Records excerpted from a collection

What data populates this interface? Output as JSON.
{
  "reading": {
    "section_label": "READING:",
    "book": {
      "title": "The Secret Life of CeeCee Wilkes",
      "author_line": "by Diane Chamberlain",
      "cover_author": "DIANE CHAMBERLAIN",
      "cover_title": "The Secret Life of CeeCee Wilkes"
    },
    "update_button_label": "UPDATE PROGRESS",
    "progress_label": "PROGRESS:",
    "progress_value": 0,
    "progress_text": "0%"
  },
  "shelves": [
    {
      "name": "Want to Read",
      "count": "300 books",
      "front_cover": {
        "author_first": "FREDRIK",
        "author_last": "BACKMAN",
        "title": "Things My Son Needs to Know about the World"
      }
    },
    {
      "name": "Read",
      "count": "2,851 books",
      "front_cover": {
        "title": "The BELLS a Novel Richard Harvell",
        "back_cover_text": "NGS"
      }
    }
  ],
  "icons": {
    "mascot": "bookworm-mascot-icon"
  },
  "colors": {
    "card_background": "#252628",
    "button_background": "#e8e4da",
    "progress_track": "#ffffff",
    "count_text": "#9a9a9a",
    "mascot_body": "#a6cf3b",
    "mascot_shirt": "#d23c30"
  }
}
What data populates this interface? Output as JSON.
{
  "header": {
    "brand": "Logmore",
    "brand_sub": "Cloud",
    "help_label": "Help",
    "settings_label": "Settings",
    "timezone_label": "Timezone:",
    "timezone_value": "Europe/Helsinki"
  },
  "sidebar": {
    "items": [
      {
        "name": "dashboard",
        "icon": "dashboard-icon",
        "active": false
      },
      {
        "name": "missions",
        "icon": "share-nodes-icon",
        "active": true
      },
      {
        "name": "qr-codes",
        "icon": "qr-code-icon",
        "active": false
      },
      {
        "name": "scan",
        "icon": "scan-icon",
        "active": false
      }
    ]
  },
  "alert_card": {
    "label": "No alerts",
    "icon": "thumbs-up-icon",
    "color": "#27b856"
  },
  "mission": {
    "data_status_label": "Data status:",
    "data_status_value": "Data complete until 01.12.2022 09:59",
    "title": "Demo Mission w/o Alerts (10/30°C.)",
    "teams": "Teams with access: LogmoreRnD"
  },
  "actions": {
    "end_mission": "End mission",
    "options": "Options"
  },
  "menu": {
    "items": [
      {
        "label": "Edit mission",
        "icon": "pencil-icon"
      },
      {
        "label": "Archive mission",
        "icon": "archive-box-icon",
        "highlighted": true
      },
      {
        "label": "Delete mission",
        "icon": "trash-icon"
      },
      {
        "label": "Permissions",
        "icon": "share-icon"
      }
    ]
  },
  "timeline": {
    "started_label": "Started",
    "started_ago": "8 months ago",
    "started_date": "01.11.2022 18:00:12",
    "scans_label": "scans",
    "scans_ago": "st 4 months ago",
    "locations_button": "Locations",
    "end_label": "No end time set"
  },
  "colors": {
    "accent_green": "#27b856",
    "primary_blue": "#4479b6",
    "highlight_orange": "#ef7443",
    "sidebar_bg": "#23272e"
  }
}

- WHAT IS ASKED -
Each line of the listing should be copied exactly.

- SOLUTION BELOW -
What data populates this interface? Output as JSON.
{
  "reading": {
    "section_label": "READING:",
    "book": {
      "title": "The Secret Life of CeeCee Wilkes",
      "author_line": "by Diane Chamberlain",
      "cover_author": "DIANE CHAMBERLAIN",
      "cover_title": "The Secret Life of CeeCee Wilkes"
    },
    "update_button_label": "UPDATE PROGRESS",
    "progress_label": "PROGRESS:",
    "progress_value": 0,
    "progress_text": "0%"
  },
  "shelves": [
    {
      "name": "Want to Read",
      "count": "300 books",
      "front_cover": {
        "author_first": "FREDRIK",
        "author_last": "BACKMAN",
        "title": "Things My Son Needs to Know about the World"
      }
    },
    {
      "name": "Read",
      "count": "2,851 books",
      "front_cover": {
        "title": "The BELLS a Novel Richard Harvell",
        "back_cover_text": "NGS"
      }
    }
  ],
  "icons": {
    "mascot": "bookworm-mascot-icon"
  },
  "colors": {
    "card_background": "#252628",
    "button_background": "#e8e4da",
    "progress_track": "#ffffff",
    "count_text": "#9a9a9a",
    "mascot_body": "#a6cf3b",
    "mascot_shirt": "#d23c30"
  }
}
What data populates this interface? Output as JSON.
{
  "header": {
    "brand": "Logmore",
    "brand_sub": "Cloud",
    "help_label": "Help",
    "settings_label": "Settings",
    "timezone_label": "Timezone:",
    "timezone_value": "Europe/Helsinki"
  },
  "sidebar": {
    "items": [
      {
        "name": "dashboard",
        "icon": "dashboard-icon",
        "active": false
      },
      {
        "name": "missions",
        "icon": "share-nodes-icon",
        "active": true
      },
      {
        "name": "qr-codes",
        "icon": "qr-code-icon",
        "active": false
      },
      {
        "name": "scan",
        "icon": "scan-icon",
        "active": false
      }
    ]
  },
  "alert_card": {
    "label": "No alerts",
    "icon": "thumbs-up-icon",
    "color": "#27b856"
  },
  "mission": {
    "data_status_label": "Data status:",
    "data_status_value": "Data complete until 01.12.2022 09:59",
    "title": "Demo Mission w/o Alerts (10/30°C.)",
    "teams": "Teams with access: LogmoreRnD"
  },
  "actions": {
    "end_mission": "End mission",
    "options": "Options"
  },
  "menu": {
    "items": [
      {
        "label": "Edit mission",
        "icon": "pencil-icon"
      },
      {
        "label": "Archive mission",
        "icon": "archive-box-icon",
        "highlighted": true
      },
      {
        "label": "Delete mission",
        "icon": "trash-icon"
      },
      {
        "label": "Permissions",
        "icon": "share-icon"
      }
    ]
  },
  "timeline": {
    "started_label": "Started",
    "started_ago": "8 months ago",
    "started_date": "01.11.2022 18:00:12",
    "scans_label": "scans",
    "scans_ago": "st 4 months ago",
    "locations_button": "Locations",
    "end_label": "No end time set"
  },
  "colors": {
    "accent_green": "#27b856",
    "primary_blue": "#4479b6",
    "highlight_orange": "#ef7443",
    "sidebar_bg": "#23272e"
  }
}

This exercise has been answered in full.